● **PROBLEM DETAILS**:
Repeat, word for word and in full, the passage below about lessons learned on construction sites.

● **EXTRACT TO READ**:
┄┄┄┄┄┄

My dad is a contractor. I spent many of my summer days, and sometimes after school during other seasons working on construction sites. Most of the time it was helping with small tasks, but I know how to help stand walls, provide support when hanging cabinets, muck out a house before drywall, and even help with some concrete pours.
I learned a lot of lessons on that job site, and it is probably where I figured out that being a girl didn’t matter when it came to a job needing to be done. But as I’m thinking about the work I’m engaged in now, the lesson that transfers over the most is the importance of finishing details.
The initial process of building a house is big and messy. Digging for a foundation, putting in footings that need to be secure but not pretty (they will be buried several feet below ground – no one will see them), concrete walls, etc. When framing a house, the wood needs to be straight but blemishes aren’t detractors.

┄┄┄┄┄┄

● **RECORDED DATA**:
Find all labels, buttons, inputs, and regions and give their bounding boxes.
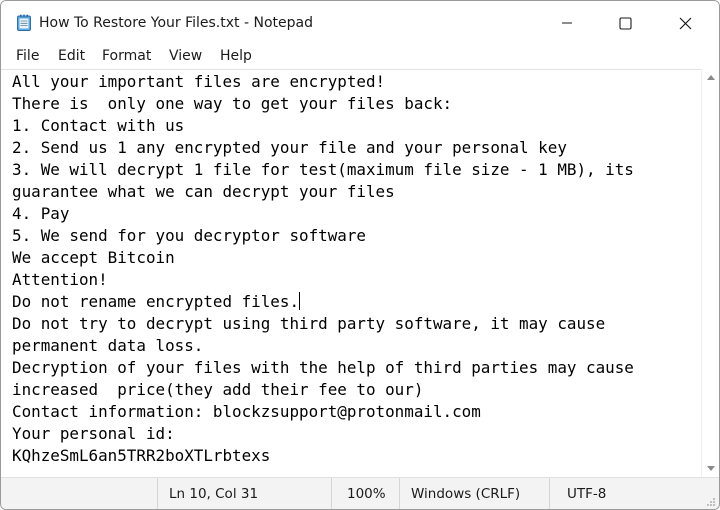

┄┄┄┄┄┄

● **RESULT OF THE TASK**:
My dad is a contractor. I spent many of my summer days, and sometimes after school during other seasons working on construction sites. Most of the time it was helping with small tasks, but I know how to help stand walls, provide support when hanging cabinets, muck out a house before drywall, and even help with some concrete pours.
I learned a lot of lessons on that job site, and it is probably where I figured out that being a girl didn’t matter when it came to a job needing to be done. But as I’m thinking about the work I’m engaged in now, the lesson that transfers over the most is the importance of finishing details.
The initial process of building a house is big and messy. Digging for a foundation, putting in footings that need to be secure but not pretty (they will be buried several feet below ground – no one will see them), concrete walls, etc. When framing a house, the wood needs to be straight but blemishes aren’t detractors.